*Quoted text*
# NEWS: ArabBSD



## vermaden (Jun 7, 2011)

ArabBSD is a project which aims to provide infrastructure for the most reliable and secured operating system FreeBSD - which is BSD Family Member-. We aim to have our own Arab Operating System developers soon starting from the analysis of FreeBSD infrastructure,  block diagram formulation and call for research groups within each field.  Anyone who is interesting in operating systems and their news can join us. They will keep up with OS. OS is about everything in life containing all the types of programming. You can develop in the kernel and you can use this Operating System as a virtual environment for your project.

SOURCE: https://sites.google.com/site/arabbsd/


----------



## da1 (Jun 7, 2011)

Maybe it's just me but, why not stick to 1 OS? Why have so many offsprings?


----------



## troberts (Jun 7, 2011)

*Is this R&D*

Am I correct in thinking ArabBSD is more about researching and developing code to be incorporated into FreeBSD to make it that much better, than about making a fork of FreeBSD?


----------



## da1 (Jun 7, 2011)

*Data entries*
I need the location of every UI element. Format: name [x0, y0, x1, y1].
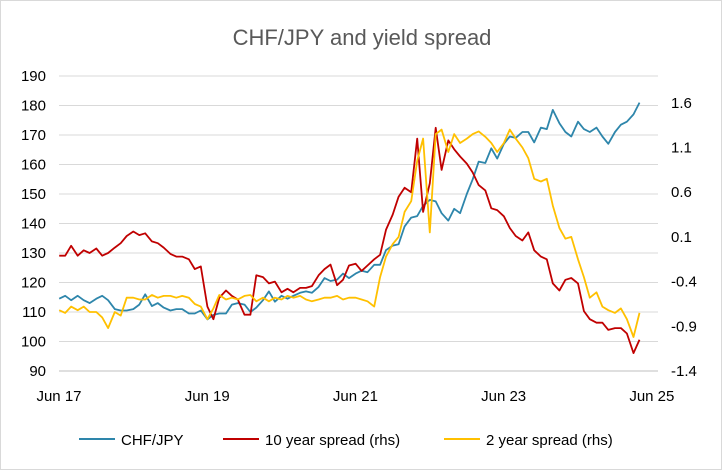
legend: CHF/JPY 10 year spread (rhs) 2 year spread… [79, 432, 613, 449]
right-tick-label: -0.9 [671, 318, 697, 335]
series-lines [58, 102, 641, 354]
right-tick-label: 1.1 [671, 140, 692, 157]
left-axis-tick-labels: 90 100 110 120 130 140 150 160 170 180 190 [21, 68, 46, 380]
left-tick-label: 120 [21, 275, 46, 292]
x-tick-label: Jun 19 [185, 388, 230, 405]
right-tick-label: -1.4 [671, 363, 697, 380]
series-line-2 [59, 126, 641, 354]
right-tick-label: 0.1 [671, 229, 692, 246]
x-tick-label: Jun 25 [629, 388, 674, 405]
x-axis-tick-labels: Jun 17 Jun 19 Jun 21 Jun 23 Jun 25 [36, 388, 674, 405]
series-line-3 [58, 128, 641, 338]
legend-label: 2 year spread (rhs) [486, 432, 613, 449]
left-tick-label: 90 [29, 363, 46, 380]
x-tick-label: Jun 17 [36, 388, 81, 405]
left-tick-label: 140 [21, 216, 46, 233]
left-tick-label: 170 [21, 127, 46, 144]
right-tick-label: 1.6 [671, 95, 692, 112]
right-axis-tick-labels: -1.4 -0.9 -0.4 0.1 0.6 1.1 1.6 [671, 95, 697, 380]
left-tick-label: 110 [22, 304, 46, 321]
left-tick-label: 180 [21, 98, 46, 115]
left-tick-label: 100 [21, 334, 46, 351]
legend-label: CHF/JPY [121, 432, 184, 449]
left-tick-label: 190 [21, 68, 46, 85]
gridlines [59, 75, 658, 342]
left-tick-label: 130 [21, 245, 46, 262]
right-tick-label: -0.4 [671, 274, 697, 291]
x-tick-label: Jun 23 [481, 388, 526, 405]
series-line-1 [58, 102, 641, 321]
right-tick-label: 0.6 [671, 184, 692, 201]
left-tick-label: 150 [21, 186, 46, 203]
x-tick-label: Jun 21 [333, 388, 378, 405]
chart-title: CHF/JPY and yield spread [233, 25, 492, 50]
legend-label: 10 year spread (rhs) [265, 432, 400, 449]
left-tick-label: 160 [21, 157, 46, 174]
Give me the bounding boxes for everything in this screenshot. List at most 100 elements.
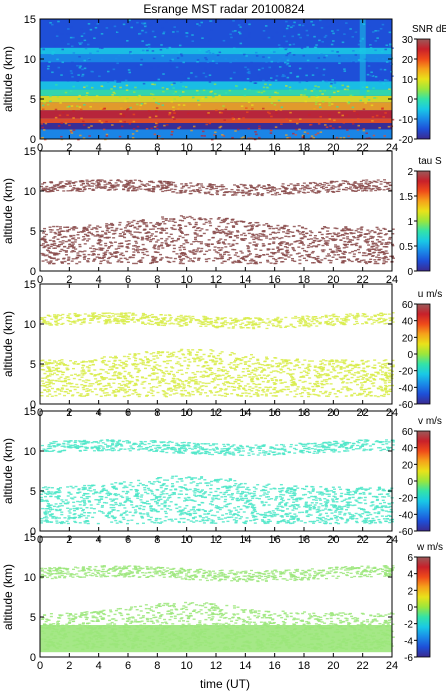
x-tick-label-w-6: 12 [210,660,222,672]
colorbar-tick-u-6: -60 [399,400,414,411]
colorbar-label-v: v m/s [418,416,442,427]
colorbar-tick-u-0: 60 [402,300,414,311]
colorbar-tick-w-2: 2 [407,586,413,597]
x-tick-label-w-1: 2 [66,660,72,672]
colorbar-tick-u-4: -20 [399,367,414,378]
colorbar-tick-snr-1: 20 [402,55,414,66]
y-tick-label-w-3: 15 [24,532,36,544]
colorbar-tick-v-3: 0 [407,477,413,488]
x-tick-label-snr-3: 6 [125,142,131,154]
y-tick-label-v-3: 15 [24,406,36,418]
colorbar-tick-v-6: -60 [399,527,414,538]
colorbar-tick-snr-4: -10 [399,115,414,126]
x-tick-label-w-3: 6 [125,660,131,672]
y-tick-label-snr-0: 0 [30,134,36,146]
x-tick-label-tau-7: 14 [239,274,251,286]
x-tick-label-tau-10: 20 [327,274,339,286]
y-tick-label-u-0: 0 [30,399,36,411]
x-tick-label-w-5: 10 [181,660,193,672]
x-tick-label-snr-1: 2 [66,142,72,154]
colorbar-tick-u-1: 40 [402,317,414,328]
y-axis-label-tau: altitude (km) [1,178,15,244]
colorbar-tick-w-3: 0 [407,603,413,614]
plot-area-w [40,565,395,653]
colorbar-w [416,556,431,658]
x-tick-label-tau-1: 2 [66,274,72,286]
y-axis-label-w: altitude (km) [1,564,15,630]
x-tick-label-tau-4: 8 [154,274,160,286]
y-tick-label-w-2: 10 [24,572,36,584]
x-tick-label-w-7: 14 [239,660,251,672]
x-tick-label-tau-2: 4 [96,274,102,286]
x-tick-label-tau-5: 10 [181,274,193,286]
x-tick-label-snr-2: 4 [96,142,102,154]
colorbar-label-tau: tau S [418,156,442,167]
y-tick-label-u-2: 10 [24,319,36,331]
colorbar-tick-v-5: -40 [399,510,414,521]
x-tick-label-tau-3: 6 [125,274,131,286]
colorbar-tick-v-0: 60 [402,427,414,438]
colorbar-v [416,430,431,532]
y-tick-label-snr-2: 10 [24,54,36,66]
colorbar-tick-snr-0: 30 [402,35,414,46]
colorbar-label-u: u m/s [418,289,442,300]
x-tick-label-tau-11: 22 [357,274,369,286]
y-tick-label-v-0: 0 [30,526,36,538]
y-axis-label-snr: altitude (km) [1,46,15,112]
y-axis-label-u: altitude (km) [1,311,15,377]
colorbar-label-snr: SNR dB [412,24,446,35]
y-tick-label-u-3: 15 [24,279,36,291]
x-tick-label-w-0: 0 [37,660,43,672]
x-tick-label-w-12: 24 [386,660,398,672]
colorbar-tick-snr-5: -20 [399,135,414,146]
plot-area-v [40,439,395,525]
y-tick-label-tau-0: 0 [30,266,36,278]
colorbar-u [416,303,431,405]
colorbar-tick-w-1: 4 [407,570,413,581]
y-tick-label-tau-2: 10 [24,186,36,198]
colorbar-tau [416,170,431,272]
plot-area-snr [40,19,395,141]
colorbar-tick-w-5: -4 [404,636,413,647]
y-tick-label-snr-1: 5 [30,94,36,106]
colorbar-tick-u-3: 0 [407,350,413,361]
colorbar-tick-snr-2: 10 [402,75,414,86]
x-tick-label-w-9: 18 [298,660,310,672]
colorbar-tick-tau-0: 2 [407,167,413,178]
x-tick-label-tau-8: 16 [269,274,281,286]
x-tick-label-tau-9: 18 [298,274,310,286]
colorbar-tick-tau-4: 0 [407,267,413,278]
plot-area-tau [40,179,395,265]
colorbar-tick-v-1: 40 [402,444,414,455]
y-tick-label-u-1: 5 [30,359,36,371]
x-tick-label-tau-6: 12 [210,274,222,286]
colorbar-tick-tau-2: 1 [407,217,413,228]
plot-area-u [40,312,395,398]
y-tick-label-v-2: 10 [24,446,36,458]
plot-frame-v [39,410,393,532]
colorbar-tick-w-4: -2 [404,620,413,631]
y-axis-label-v: altitude (km) [1,438,15,504]
y-tick-label-w-1: 5 [30,612,36,624]
x-tick-label-tau-12: 24 [386,274,398,286]
y-tick-label-tau-3: 15 [24,146,36,158]
x-tick-label-w-8: 16 [269,660,281,672]
y-tick-label-snr-3: 15 [24,14,36,26]
colorbar-snr [416,38,431,140]
colorbar-tick-tau-3: 0.5 [399,242,413,253]
x-tick-label-w-11: 22 [357,660,369,672]
figure-title: Esrange MST radar 20100824 [143,2,305,16]
colorbar-tick-v-2: 20 [402,460,414,471]
x-tick-label-w-2: 4 [96,660,102,672]
x-tick-label-snr-4: 8 [154,142,160,154]
colorbar-tick-u-2: 20 [402,333,414,344]
y-tick-label-v-1: 5 [30,486,36,498]
colorbar-label-w: w m/s [416,542,443,553]
colorbar-tick-u-5: -40 [399,383,414,394]
colorbar-tick-w-0: 6 [407,553,413,564]
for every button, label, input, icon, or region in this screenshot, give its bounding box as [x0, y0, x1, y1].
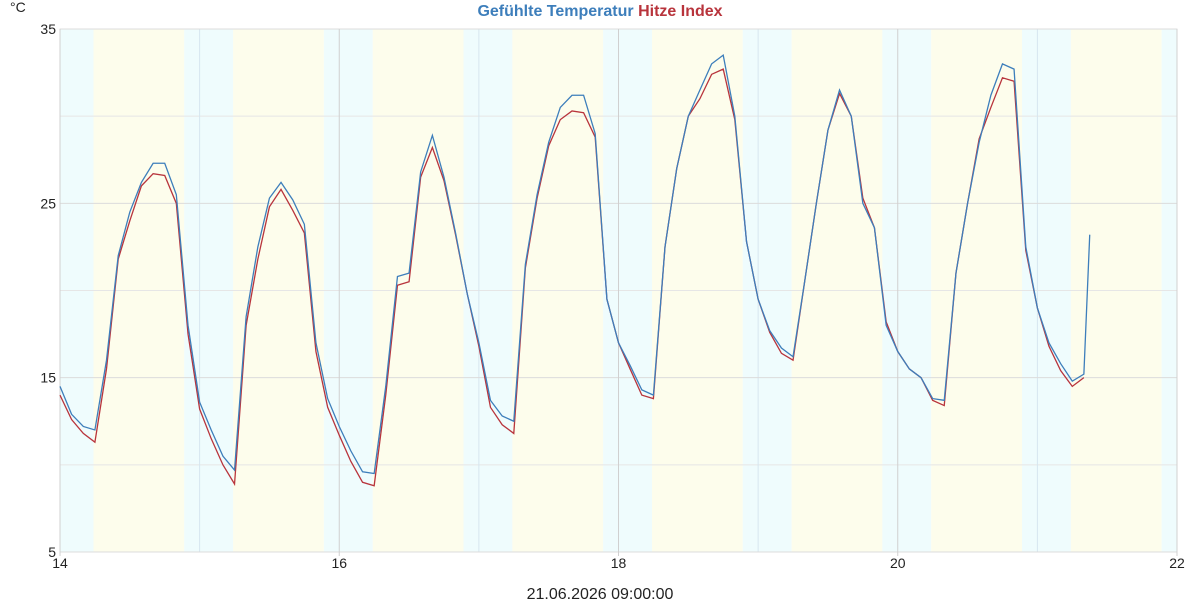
y-unit: °C: [10, 0, 26, 15]
y-tick-label: 35: [40, 21, 56, 37]
x-tick-label: 22: [1169, 555, 1185, 571]
legend-entry: Gefühlte Temperatur: [477, 3, 633, 20]
x-axis-label: 21.06.2026 09:00:00: [527, 586, 674, 600]
y-tick-label: 5: [48, 544, 56, 560]
series-line: [59, 54, 1091, 475]
x-tick-label: 18: [611, 555, 627, 571]
legend-entry: Hitze Index: [638, 3, 723, 20]
chart-title: Gefühlte Temperatur Hitze Index: [477, 3, 722, 20]
y-tick-label: 15: [40, 370, 56, 386]
x-tick-label: 14: [52, 555, 68, 571]
x-tick-label: 20: [890, 555, 906, 571]
x-tick-label: 16: [331, 555, 347, 571]
y-tick-label: 25: [40, 195, 56, 211]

*Tasks*
**A)** Reproduce the ArabBSD forum thread verbatim from "ArabBSD is a" to "for your project.".
**B)** Write the next part of the ArabBSD forum thread, picking up at the point where the text ends.
The material comes from a separate source and is unrelated to the ArabBSD forum thread.

*Answers to the exercise*
**A)**
ArabBSD is a project which aims to provide infrastructure for the most reliable and secured operating system FreeBSD - which is BSD Family Member-. We aim to have our own Arab Operating System developers soon starting from the analysis of FreeBSD infrastructure,  block diagram formulation and call for research groups within each field.  Anyone who is interesting in operating systems and their news can join us. They will keep up with OS. OS is about everything in life containing all the types of programming. You can develop in the kernel and you can use this Operating System as a virtual environment for your project.

**B)**
troberts said:
			
		

> Am I correct in thinking ArabBSD is more about researching and developing code to be incorporated into FreeBSD to make it that much better, than about making a fork of FreeBSD?


If that would be the case, they wouldn't fork it, they would just write code .


----------



## gkontos (Jun 7, 2011)

da1 said:
			
		

> Maybe it's just me but, why not stick to 1 OS? Why have so many offsprings?


+1

I also see a lot of Macbooks in the photo. Is the any sponsorship from Apple here ?


----------



## aragon (Jun 7, 2011)

I don't understand what the point of it is.  FreeBSD for Arabs?  And if so, how does standard FreeBSD fall short for Arabs?


----------



## da1 (Jun 7, 2011)

aragon said:
			
		

> I don't understand what the point of it is.  FreeBSD for Arabs?  And if so, how does standard FreeBSD fall short for Arabs?



Maybe they want it in Arab.  Do we have an Arab localization by the way?


----------



## ManaHime (Jun 8, 2011)

Even if we didn't, why not just translate it if that's what they want?


----------



## da1 (Jun 8, 2011)

D4rkSilver said:
			
		

> Even if we didn't, why not just translate it if that's what they want?



My point exactly.


----------



## kpedersen (Jun 8, 2011)

Looking at the screenshot, it seems that being an Arab is not a very high priority requirement for being a developer lol.

It is like having GingerBSD, and the majority of developers in the picture having brown hair.

This probably sounds racist but it really isn't meant to! I am just saying that I look more arabic than the majority of the guys there and I am a fairly typical Scandinavian looking male lmao.


----------



## da1 (Jun 8, 2011)

Speaking about the picture, I just remembered I noticed half or more of the laptops there being Apple .


----------



## bbzz (Jun 8, 2011)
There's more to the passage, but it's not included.